EXERCISE TASKS
[A] Reproduce the dogstatsd-ruby issue thread from "kramuenke commented 3" to "when adopting 5.x?", replacing "adopting" with "upgrading to" each time it occurs.
[B] Write the next part of the dogstatsd-ruby issue thread, picking up right after its last sentence.

GIVEN PASSAGE
◆ ◆ ◆
DataDog / dogstatsd-ruby

A Ruby client for DogStatsd
https://www.datadoghq.com/
MIT License
182 stars 137 forks source link

No metrics after adopting 5.0.1 #179

Closed kramuenke closed 3 years ago

kramuenke commented 3 years ago

Hi all,

after adopting 5.0.1 (from 4.8.3) in two of applications we stopped seeing metrics coming through. Both apps do not use #batch. We just create a global single instance of Datadog:Statsd that we keep using throughout the app.

Anything else to look out for when adopting 5.x?

remeh commented 3 years ago

Hello @kramuenke,

Could you share a snippet of how you are using the library? Are those long-running apps or only applications running for a short amount of time? You may need to add explicit call to the flush method. Please see the Ruby example here in this section: https://docs.datadoghq.com/developers/dogstatsd/high_throughput/#enable-buffering-on-your-client

stitchfixsam commented 3 years ago

We are also seeing this issue. We will try to package up some reproduction steps today or next week.

emilyst commented 3 years ago

Hi, I'm also an engineer at Stitch Fix, and I helped @stitchfixsam investigate the issue we were seeing.

Specifically, what we observed was that when an application at Stitch Fix upgraded to the newest version of dogstatsd-ruby (from 4.8.3 to 5.0.1), many metrics were not being emitted (though a few were).

Our applications also use a single, global instance of Datadog:Statsd.

When I investigated with @stitchfixsam, we were able to reproduce the issue locally, capturing traffic destined for the statsd agent using the following tcpdump command: sudo tcpdump -i lo0 udp port 8125 -vv -X (note that we use macOS). This allowed us to confirm that metrics were not being sent at all.

Using a debugger, we were able to determine that dogstatsd-ruby 5.0.1 was not emitting metrics when the thread on which the metrics events were emitted would terminate before the buffer of events had filled. This is commonly the case in short-lived processes (used to handle Resque or Sidekiq jobs) or in short-lived threads (used to handle incoming Rack requests).

In this Gist, you can see the issue. When that script is run, it will start a UDP server on one thread, emit a metric on another thread, and then run continuously, printing any messages arriving to the UDP server.

Based on this finding, we attempted to remedy the issue in our applications by adding a call to Datadog::Statsd#flush after each time we emit any metric, but in practice, we found that this led to another issue. We saw that sometimes the #flush call would block when hitting this line. Since the Queue#pop method blocks until something is in the Queue, this means that any call to #flush apparently blocks until there's a metric in the queue to emit.
◆ ◆ ◆
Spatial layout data

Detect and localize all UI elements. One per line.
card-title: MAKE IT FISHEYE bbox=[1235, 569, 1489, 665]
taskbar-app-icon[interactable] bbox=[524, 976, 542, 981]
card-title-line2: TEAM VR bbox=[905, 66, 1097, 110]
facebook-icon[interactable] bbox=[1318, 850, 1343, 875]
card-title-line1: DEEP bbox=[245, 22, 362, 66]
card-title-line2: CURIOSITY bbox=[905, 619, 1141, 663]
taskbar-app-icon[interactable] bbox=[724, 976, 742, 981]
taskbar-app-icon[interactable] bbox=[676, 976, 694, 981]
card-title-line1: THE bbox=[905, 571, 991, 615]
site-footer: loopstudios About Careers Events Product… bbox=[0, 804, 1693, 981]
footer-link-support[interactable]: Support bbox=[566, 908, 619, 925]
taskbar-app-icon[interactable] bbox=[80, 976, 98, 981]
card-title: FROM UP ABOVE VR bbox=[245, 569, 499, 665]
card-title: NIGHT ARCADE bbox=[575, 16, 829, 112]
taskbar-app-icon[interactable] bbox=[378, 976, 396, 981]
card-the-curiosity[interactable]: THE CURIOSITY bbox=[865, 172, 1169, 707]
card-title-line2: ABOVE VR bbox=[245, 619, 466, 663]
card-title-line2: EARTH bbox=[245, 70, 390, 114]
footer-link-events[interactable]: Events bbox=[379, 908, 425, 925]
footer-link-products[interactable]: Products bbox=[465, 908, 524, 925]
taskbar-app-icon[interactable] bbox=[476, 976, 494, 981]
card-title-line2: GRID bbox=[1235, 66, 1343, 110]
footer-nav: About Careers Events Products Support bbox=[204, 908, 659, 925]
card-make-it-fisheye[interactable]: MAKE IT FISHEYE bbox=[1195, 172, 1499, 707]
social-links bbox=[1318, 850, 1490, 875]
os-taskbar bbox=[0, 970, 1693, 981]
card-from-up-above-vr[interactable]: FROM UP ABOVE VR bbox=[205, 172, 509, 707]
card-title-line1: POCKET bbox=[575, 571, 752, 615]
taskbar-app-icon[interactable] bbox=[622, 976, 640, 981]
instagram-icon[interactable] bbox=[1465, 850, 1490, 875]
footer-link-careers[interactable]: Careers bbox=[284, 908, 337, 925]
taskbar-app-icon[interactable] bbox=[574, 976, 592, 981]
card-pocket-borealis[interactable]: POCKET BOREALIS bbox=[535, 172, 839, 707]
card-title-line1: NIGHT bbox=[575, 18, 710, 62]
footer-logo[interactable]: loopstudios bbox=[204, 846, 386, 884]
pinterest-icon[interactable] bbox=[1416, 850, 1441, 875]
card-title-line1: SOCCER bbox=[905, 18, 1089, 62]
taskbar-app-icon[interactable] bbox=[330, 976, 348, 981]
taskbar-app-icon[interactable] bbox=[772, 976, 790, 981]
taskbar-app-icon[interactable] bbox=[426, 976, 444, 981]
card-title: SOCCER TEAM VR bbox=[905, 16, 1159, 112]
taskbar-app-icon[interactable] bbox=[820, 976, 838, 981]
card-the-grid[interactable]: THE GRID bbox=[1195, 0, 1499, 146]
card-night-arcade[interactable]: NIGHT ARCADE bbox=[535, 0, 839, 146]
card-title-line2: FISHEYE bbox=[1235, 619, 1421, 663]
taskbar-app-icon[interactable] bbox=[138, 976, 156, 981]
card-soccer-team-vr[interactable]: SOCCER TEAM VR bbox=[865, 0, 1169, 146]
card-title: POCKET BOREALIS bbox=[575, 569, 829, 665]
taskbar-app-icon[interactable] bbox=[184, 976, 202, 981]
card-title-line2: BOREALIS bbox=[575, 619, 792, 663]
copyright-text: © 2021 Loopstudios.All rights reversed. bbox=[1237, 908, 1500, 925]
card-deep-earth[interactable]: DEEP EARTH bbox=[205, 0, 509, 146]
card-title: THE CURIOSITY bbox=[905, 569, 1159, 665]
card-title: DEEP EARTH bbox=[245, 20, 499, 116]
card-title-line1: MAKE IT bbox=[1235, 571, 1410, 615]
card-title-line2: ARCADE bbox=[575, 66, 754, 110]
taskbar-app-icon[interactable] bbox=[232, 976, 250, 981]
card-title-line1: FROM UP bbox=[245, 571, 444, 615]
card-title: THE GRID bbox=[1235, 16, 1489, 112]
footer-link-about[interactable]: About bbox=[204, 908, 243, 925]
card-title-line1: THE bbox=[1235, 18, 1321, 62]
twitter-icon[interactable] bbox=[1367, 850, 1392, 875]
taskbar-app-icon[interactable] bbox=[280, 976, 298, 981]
◆ ◆ ◆
RESPONSES IN ORDER
[A]
kramuenke commented 3 years ago

Hi all,

after upgrading to 5.0.1 (from 4.8.3) in two of applications we stopped seeing metrics coming through. Both apps do not use #batch. We just create a global single instance of Datadog:Statsd that we keep using throughout the app.

Anything else to look out for when upgrading to 5.x?

[B]
For now, at Stitch Fix, we need to remain on dogstatsd-ruby 4.8.3 until we have a resolution to this issue.

kramuenke commented 3 years ago

Hello @kramuenke,

Could you share a snippet of how you are using the library? Are those long-running apps or only applications running for a short amount of time? You may need to add explicit call to the flush method. Please see the Ruby example here in this section: https://docs.datadoghq.com/developers/dogstatsd/high_throughput/#enable-buffering-on-your-client

One of the applications is a rails 4 ( 😢 ) app running on unicorn. We create one instance in a rails initializer

DATADOG_STATSD_CLIENT = Datadog::Statsd.new(ENV['DATADOG_STATSD_HOST'], ENV['DATADOG_STATSD_PORT'])

Then using that instance everywhere

DATADOG_STATSD_CLIENT.increment('some.metric', tags: ["environment:#{Rails.env}"])`)

The other app is a rack app running on puma where we also create one global instance.

kbogtob commented 3 years ago

Hello @emilyst!

Specifically, what we observed was that when an application at Stitch Fix upgraded to the newest version of dogstatsd-ruby (from 4.8.3 to 5.0.1), many metrics were not being emitted (though a few were).

Our applications also use a single, global instance of Datadog:Statsd.

When I investigated with @stitchfixsam, we were able to reproduce the issue locally, capturing traffic destined for the statsd agent using the following tcpdump command: sudo tcpdump -i lo0 udp port 8125 -vv -X (note that we use macOS). This allowed us to confirm that metrics were not being sent at all.

Using a debugger, we were able to determine that dogstatsd-ruby 5.0.1 was not emitting metrics when the thread on which the metrics events were emitted would terminate before the buffer of events had filled. This is commonly the case in short-lived processes (used to handle Resque or Sidekiq jobs) or in short-lived threads (used to handle incoming Rack requests).

Thanks for those investigations. This is exactly why we are encouraging to flush and close the client at the end of short scripts. #180 will help the closing of such clients and #181 will add some syntax sugar to not have to explicitly close clients.

In this Gist, you can see the issue. When that script is run, it will start a UDP server on one thread, emit a metric on another thread, and then run continuously, printing any messages arriving to the UDP server.

  • With dogstatsd-ruby 4.8.3, it immediately prints the metric emitted on the second thread.
  • With dogstatsd-ruby 5.0.1, it never prints the metric.
  • With dogstatsd-ruby 5.0.1 when configured to use Datadog::Statsd#flush, it does print the metric.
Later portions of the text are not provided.